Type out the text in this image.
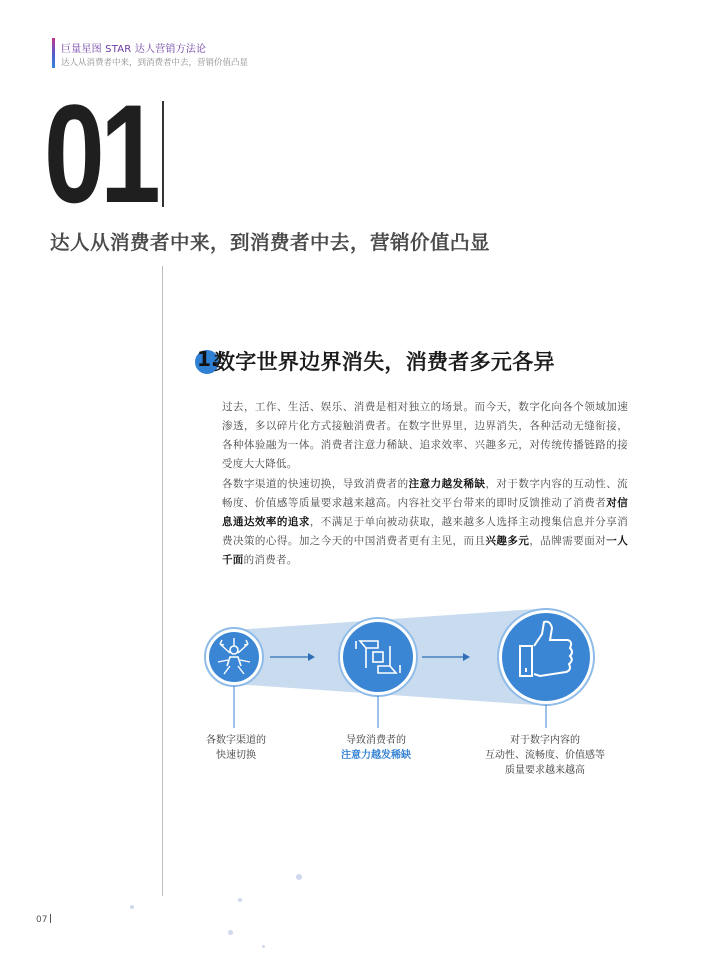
巨量星图 STAR 达人营销方法论
达人从消费者中来，到消费者中去，营销价值凸显
01
达人从消费者中来，到消费者中去，营销价值凸显
1.
数字世界边界消失，消费者多元各异

过去，工作、生活、娱乐、消费是相对独立的场景。而今天，数字化向各个领域加速渗透，多以碎片化方式接触消费者。在数字世界里，边界消失，各种活动无缝衔接，各种体验融为一体。消费者注意力稀缺、追求效率、兴趣多元，对传统传播链路的接受度大大降低。

各数字渠道的快速切换，导致消费者的注意力越发稀缺，对于数字内容的互动性、流畅度、价值感等质量要求越来越高。内容社交平台带来的即时反馈推动了消费者对信息通达效率的追求，不满足于单向被动获取，越来越多人选择主动搜集信息并分享消费决策的心得。加之今天的中国消费者更有主见，而且兴趣多元，品牌需要面对一人千面的消费者。

各数字渠道的
快速切换
导致消费者的
注意力越发稀缺
对于数字内容的
互动性、流畅度、价值感等
质量要求越来越高
07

**WHAT YOU SHOULD DO**: Leave the pictures out and copy the rest of the data exactly.

**RESULT BELOW**:
Type out the text in this image.
巨量星图 STAR 达人营销方法论
达人从消费者中来，到消费者中去，营销价值凸显
01
达人从消费者中来，到消费者中去，营销价值凸显
1.
数字世界边界消失，消费者多元各异

过去，工作、生活、娱乐、消费是相对独立的场景。而今天，数字化向各个领域加速渗透，多以碎片化方式接触消费者。在数字世界里，边界消失，各种活动无缝衔接，各种体验融为一体。消费者注意力稀缺、追求效率、兴趣多元，对传统传播链路的接受度大大降低。

各数字渠道的快速切换，导致消费者的注意力越发稀缺，对于数字内容的互动性、流畅度、价值感等质量要求越来越高。内容社交平台带来的即时反馈推动了消费者对信息通达效率的追求，不满足于单向被动获取，越来越多人选择主动搜集信息并分享消费决策的心得。加之今天的中国消费者更有主见，而且兴趣多元，品牌需要面对一人千面的消费者。

各数字渠道的
快速切换
导致消费者的
注意力越发稀缺
对于数字内容的
互动性、流畅度、价值感等
质量要求越来越高
07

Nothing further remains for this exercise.